*DO THIS*
Look below. Copy each line that has "Number" in it.

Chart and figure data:
^^^^^^^^^^^^^^^^
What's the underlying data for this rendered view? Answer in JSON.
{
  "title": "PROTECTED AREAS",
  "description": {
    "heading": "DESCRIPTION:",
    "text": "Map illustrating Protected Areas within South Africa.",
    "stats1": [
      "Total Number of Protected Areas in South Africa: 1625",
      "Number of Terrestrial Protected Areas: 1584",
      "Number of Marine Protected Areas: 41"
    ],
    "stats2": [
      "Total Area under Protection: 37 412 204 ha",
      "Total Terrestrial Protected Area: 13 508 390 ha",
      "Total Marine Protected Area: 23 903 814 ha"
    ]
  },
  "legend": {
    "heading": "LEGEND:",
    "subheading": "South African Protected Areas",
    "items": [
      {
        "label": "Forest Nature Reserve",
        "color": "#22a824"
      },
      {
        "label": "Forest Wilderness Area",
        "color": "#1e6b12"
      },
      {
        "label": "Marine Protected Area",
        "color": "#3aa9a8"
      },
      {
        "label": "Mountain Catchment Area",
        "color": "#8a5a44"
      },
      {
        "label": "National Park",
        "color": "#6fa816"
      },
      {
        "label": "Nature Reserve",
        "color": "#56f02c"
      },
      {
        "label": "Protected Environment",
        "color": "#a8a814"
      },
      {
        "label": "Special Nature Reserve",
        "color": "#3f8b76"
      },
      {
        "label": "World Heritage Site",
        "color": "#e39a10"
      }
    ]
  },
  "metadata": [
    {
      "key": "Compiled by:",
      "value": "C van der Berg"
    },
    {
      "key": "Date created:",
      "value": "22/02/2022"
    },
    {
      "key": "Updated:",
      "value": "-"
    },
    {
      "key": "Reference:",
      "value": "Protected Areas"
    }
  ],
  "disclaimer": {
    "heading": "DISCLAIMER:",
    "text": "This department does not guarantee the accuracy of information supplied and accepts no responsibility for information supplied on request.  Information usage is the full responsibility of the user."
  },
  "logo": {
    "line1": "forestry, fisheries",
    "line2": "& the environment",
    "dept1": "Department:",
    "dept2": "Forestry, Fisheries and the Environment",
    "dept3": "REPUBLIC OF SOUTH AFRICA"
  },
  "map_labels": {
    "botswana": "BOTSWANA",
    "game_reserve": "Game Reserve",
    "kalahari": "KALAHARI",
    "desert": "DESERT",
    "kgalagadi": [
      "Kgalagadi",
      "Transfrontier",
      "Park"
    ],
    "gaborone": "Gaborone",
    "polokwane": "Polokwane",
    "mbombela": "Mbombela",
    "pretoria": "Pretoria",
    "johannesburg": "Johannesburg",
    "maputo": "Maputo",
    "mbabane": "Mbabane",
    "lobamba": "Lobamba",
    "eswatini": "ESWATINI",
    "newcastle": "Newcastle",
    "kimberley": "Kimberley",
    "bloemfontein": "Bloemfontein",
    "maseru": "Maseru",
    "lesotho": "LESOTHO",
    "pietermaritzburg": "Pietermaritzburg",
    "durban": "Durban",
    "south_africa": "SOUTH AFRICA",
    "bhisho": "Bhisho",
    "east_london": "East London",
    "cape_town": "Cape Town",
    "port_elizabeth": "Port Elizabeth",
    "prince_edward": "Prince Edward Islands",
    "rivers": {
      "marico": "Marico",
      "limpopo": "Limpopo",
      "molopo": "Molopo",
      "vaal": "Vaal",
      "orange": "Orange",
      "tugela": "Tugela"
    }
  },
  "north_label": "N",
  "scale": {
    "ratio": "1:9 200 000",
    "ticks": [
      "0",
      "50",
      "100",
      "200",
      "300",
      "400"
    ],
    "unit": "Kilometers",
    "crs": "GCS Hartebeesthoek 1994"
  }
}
^^^^^^^^^^^^^^^^
*RESULT OF THIS TASK*
      "Total Number of Protected Areas in South Africa: 1625",
      "Number of Terrestrial Protected Areas: 1584",
      "Number of Marine Protected Areas: 41"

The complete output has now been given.